- _What is asked_
Produce an exact transcription of the listing below, omitting the pictures.

Stored records
------------------------------------------------------------

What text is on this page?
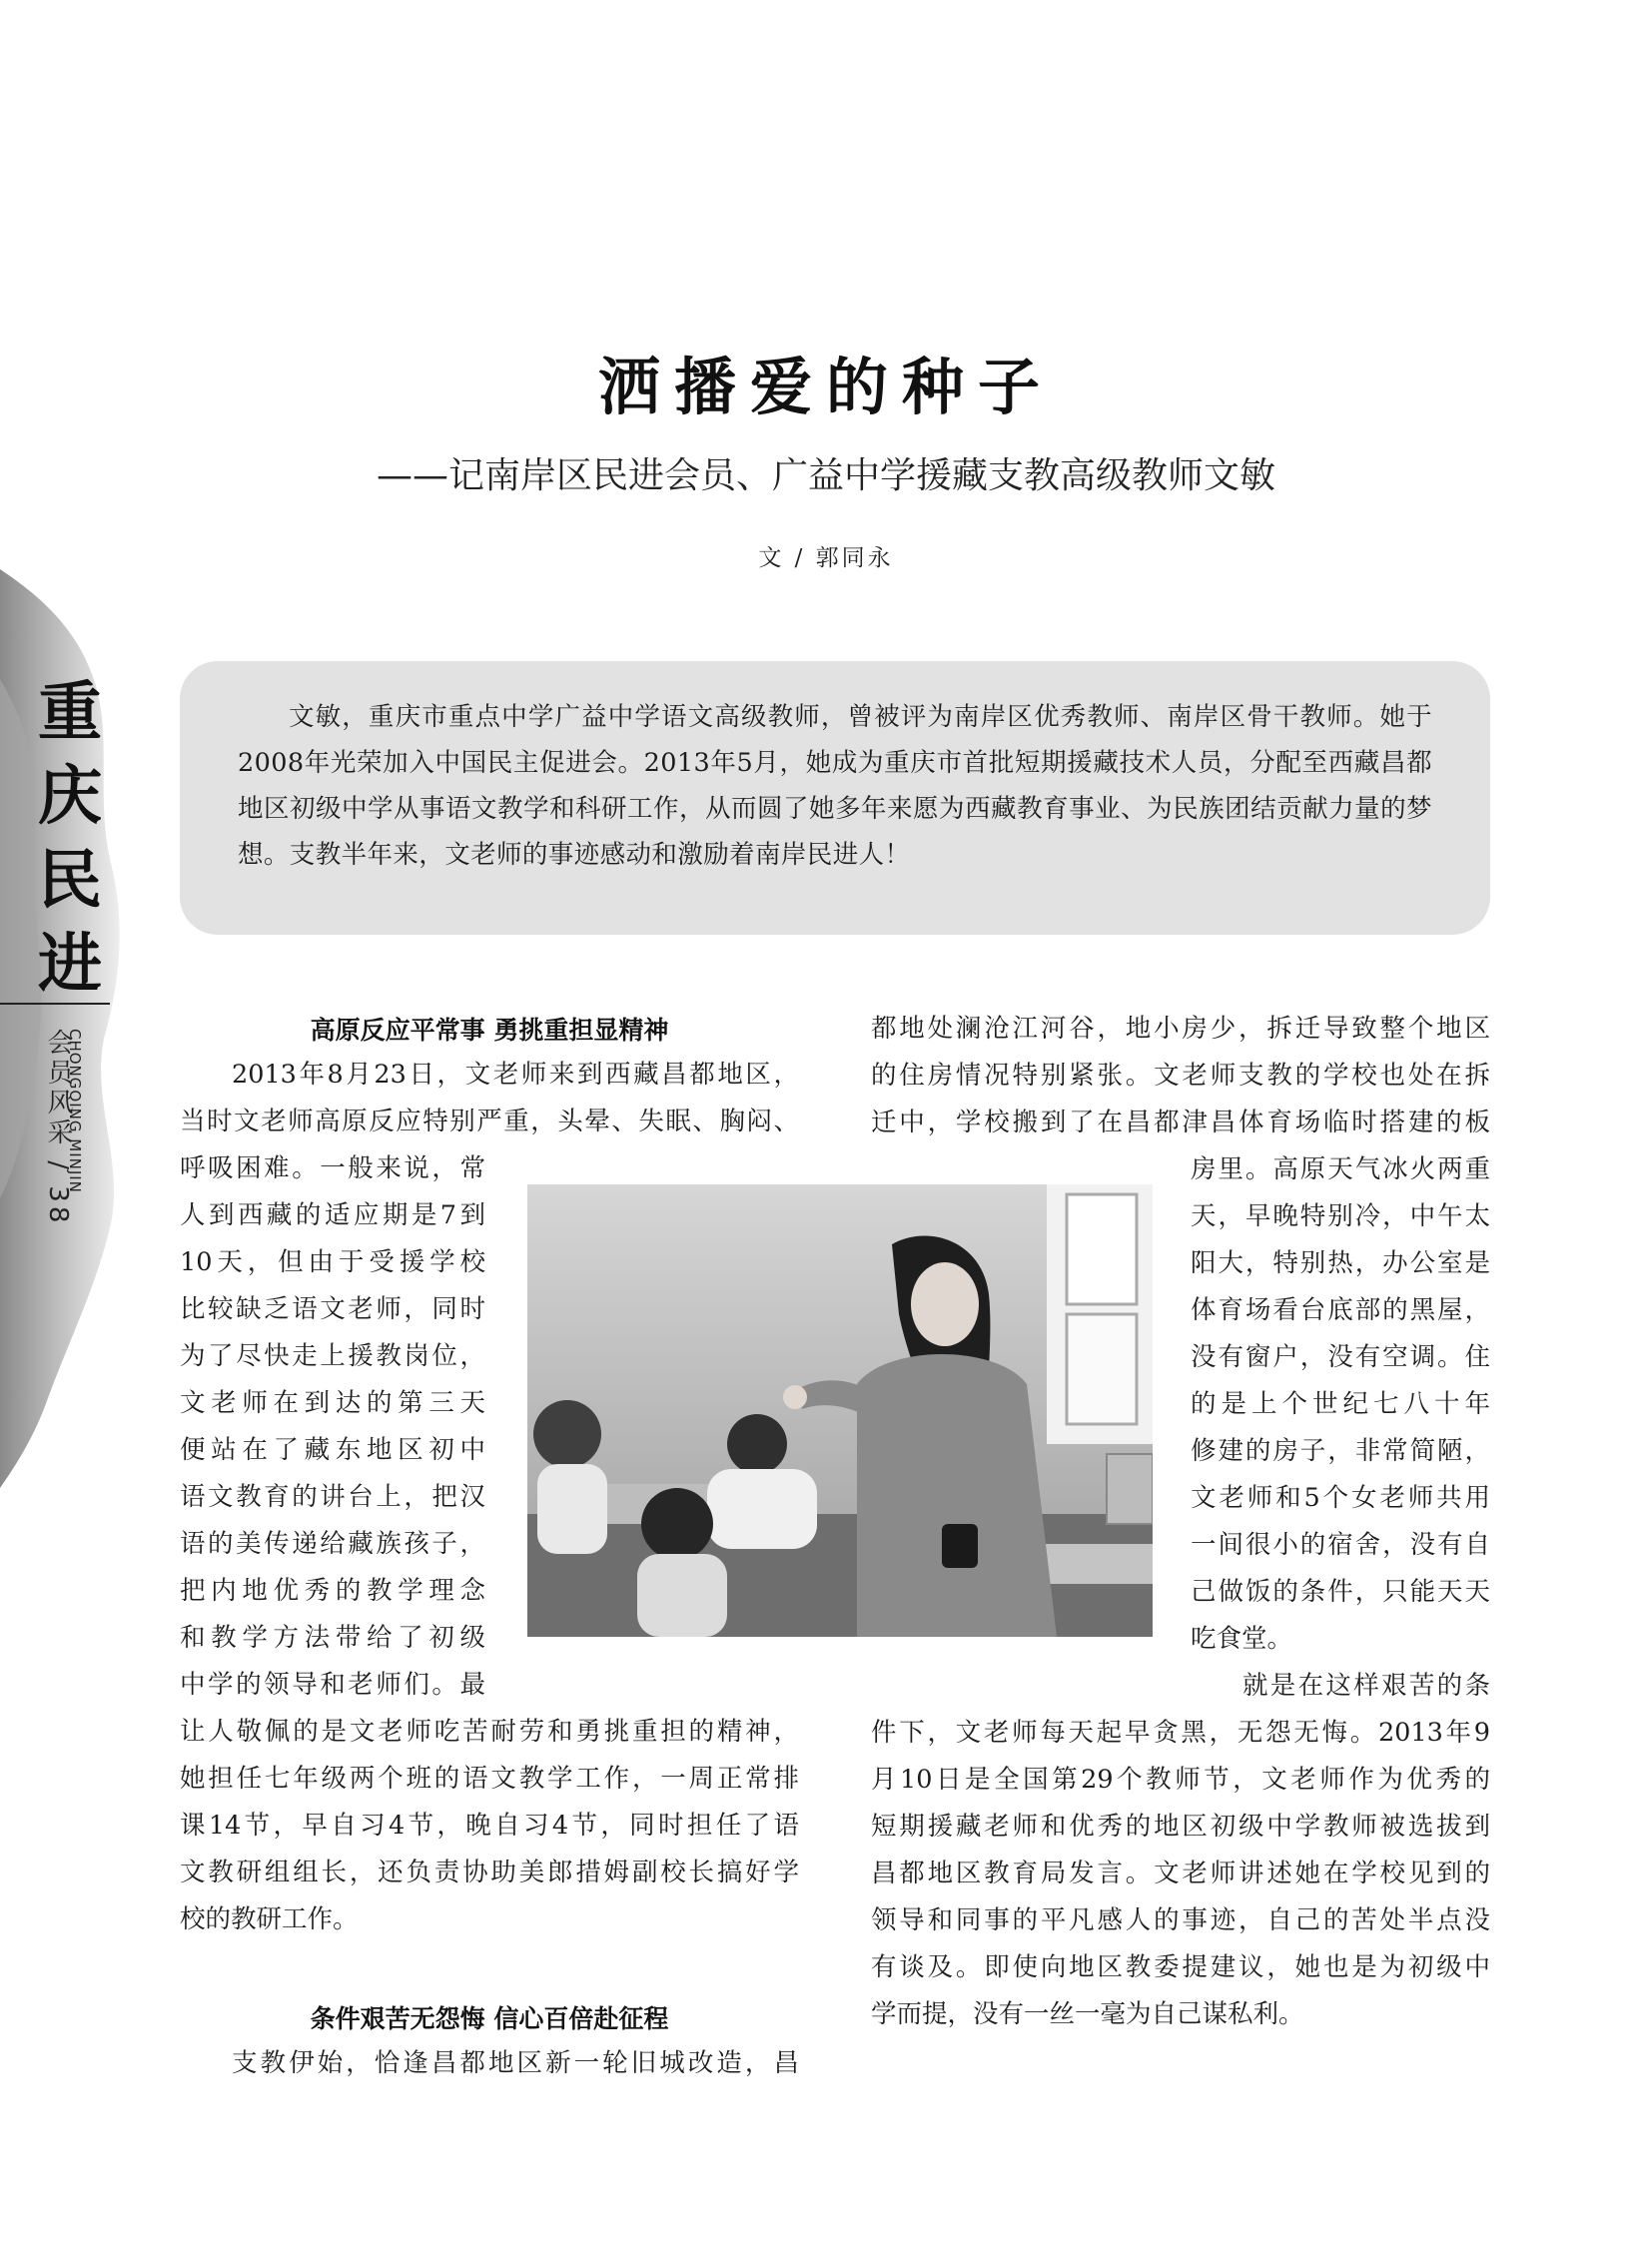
重
庆
民
进
会员风采 / 38
CHONGQING MINJIN
洒播爱的种子
——记南岸区民进会员、广益中学援藏支教高级教师文敏
文 / 郭同永

文敏，重庆市重点中学广益中学语文高级教师，曾被评为南岸区优秀教师、南岸区骨干教师。她于2008年光荣加入中国民主促进会。2013年5月，她成为重庆市首批短期援藏技术人员，分配至西藏昌都地区初级中学从事语文教学和科研工作，从而圆了她多年来愿为西藏教育事业、为民族团结贡献力量的梦想。支教半年来，文老师的事迹感动和激励着南岸民进人！

高原反应平常事 勇挑重担显精神
条件艰苦无怨悔 信心百倍赴征程
2013年8月23日，文老师来到西藏昌都地区，
当时文老师高原反应特别严重，头晕、失眠、胸闷、
呼吸困难。一般来说，常
人到西藏的适应期是7到
10天，但由于受援学校
比较缺乏语文老师，同时
为了尽快走上援教岗位，
文老师在到达的第三天
便站在了藏东地区初中
语文教育的讲台上，把汉
语的美传递给藏族孩子，
把内地优秀的教学理念
和教学方法带给了初级
中学的领导和老师们。最
让人敬佩的是文老师吃苦耐劳和勇挑重担的精神，
她担任七年级两个班的语文教学工作，一周正常排
课14节，早自习4节，晚自习4节，同时担任了语
文教研组组长，还负责协助美郎措姆副校长搞好学
校的教研工作。
支教伊始，恰逢昌都地区新一轮旧城改造，昌
都地处澜沧江河谷，地小房少，拆迁导致整个地区
的住房情况特别紧张。文老师支教的学校也处在拆
迁中，学校搬到了在昌都津昌体育场临时搭建的板
房里。高原天气冰火两重
天，早晚特别冷，中午太
阳大，特别热，办公室是
体育场看台底部的黑屋，
没有窗户，没有空调。住
的是上个世纪七八十年
修建的房子，非常简陋，
文老师和5个女老师共用
一间很小的宿舍，没有自
己做饭的条件，只能天天
吃食堂。
就是在这样艰苦的条
件下，文老师每天起早贪黑，无怨无悔。2013年9
月10日是全国第29个教师节，文老师作为优秀的
短期援藏老师和优秀的地区初级中学教师被选拔到
昌都地区教育局发言。文老师讲述她在学校见到的
领导和同事的平凡感人的事迹，自己的苦处半点没
有谈及。即使向地区教委提建议，她也是为初级中
学而提，没有一丝一毫为自己谋私利。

------------------------------------------------------------

- _Exercise response_
What text is on this page?
重
庆
民
进
会员风采 / 38
CHONGQING MINJIN
洒播爱的种子
——记南岸区民进会员、广益中学援藏支教高级教师文敏
文 / 郭同永

文敏，重庆市重点中学广益中学语文高级教师，曾被评为南岸区优秀教师、南岸区骨干教师。她于2008年光荣加入中国民主促进会。2013年5月，她成为重庆市首批短期援藏技术人员，分配至西藏昌都地区初级中学从事语文教学和科研工作，从而圆了她多年来愿为西藏教育事业、为民族团结贡献力量的梦想。支教半年来，文老师的事迹感动和激励着南岸民进人！

高原反应平常事 勇挑重担显精神
条件艰苦无怨悔 信心百倍赴征程
2013年8月23日，文老师来到西藏昌都地区，
当时文老师高原反应特别严重，头晕、失眠、胸闷、
呼吸困难。一般来说，常
人到西藏的适应期是7到
10天，但由于受援学校
比较缺乏语文老师，同时
为了尽快走上援教岗位，
文老师在到达的第三天
便站在了藏东地区初中
语文教育的讲台上，把汉
语的美传递给藏族孩子，
把内地优秀的教学理念
和教学方法带给了初级
中学的领导和老师们。最
让人敬佩的是文老师吃苦耐劳和勇挑重担的精神，
她担任七年级两个班的语文教学工作，一周正常排
课14节，早自习4节，晚自习4节，同时担任了语
文教研组组长，还负责协助美郎措姆副校长搞好学
校的教研工作。
支教伊始，恰逢昌都地区新一轮旧城改造，昌
都地处澜沧江河谷，地小房少，拆迁导致整个地区
的住房情况特别紧张。文老师支教的学校也处在拆
迁中，学校搬到了在昌都津昌体育场临时搭建的板
房里。高原天气冰火两重
天，早晚特别冷，中午太
阳大，特别热，办公室是
体育场看台底部的黑屋，
没有窗户，没有空调。住
的是上个世纪七八十年
修建的房子，非常简陋，
文老师和5个女老师共用
一间很小的宿舍，没有自
己做饭的条件，只能天天
吃食堂。
就是在这样艰苦的条
件下，文老师每天起早贪黑，无怨无悔。2013年9
月10日是全国第29个教师节，文老师作为优秀的
短期援藏老师和优秀的地区初级中学教师被选拔到
昌都地区教育局发言。文老师讲述她在学校见到的
领导和同事的平凡感人的事迹，自己的苦处半点没
有谈及。即使向地区教委提建议，她也是为初级中
学而提，没有一丝一毫为自己谋私利。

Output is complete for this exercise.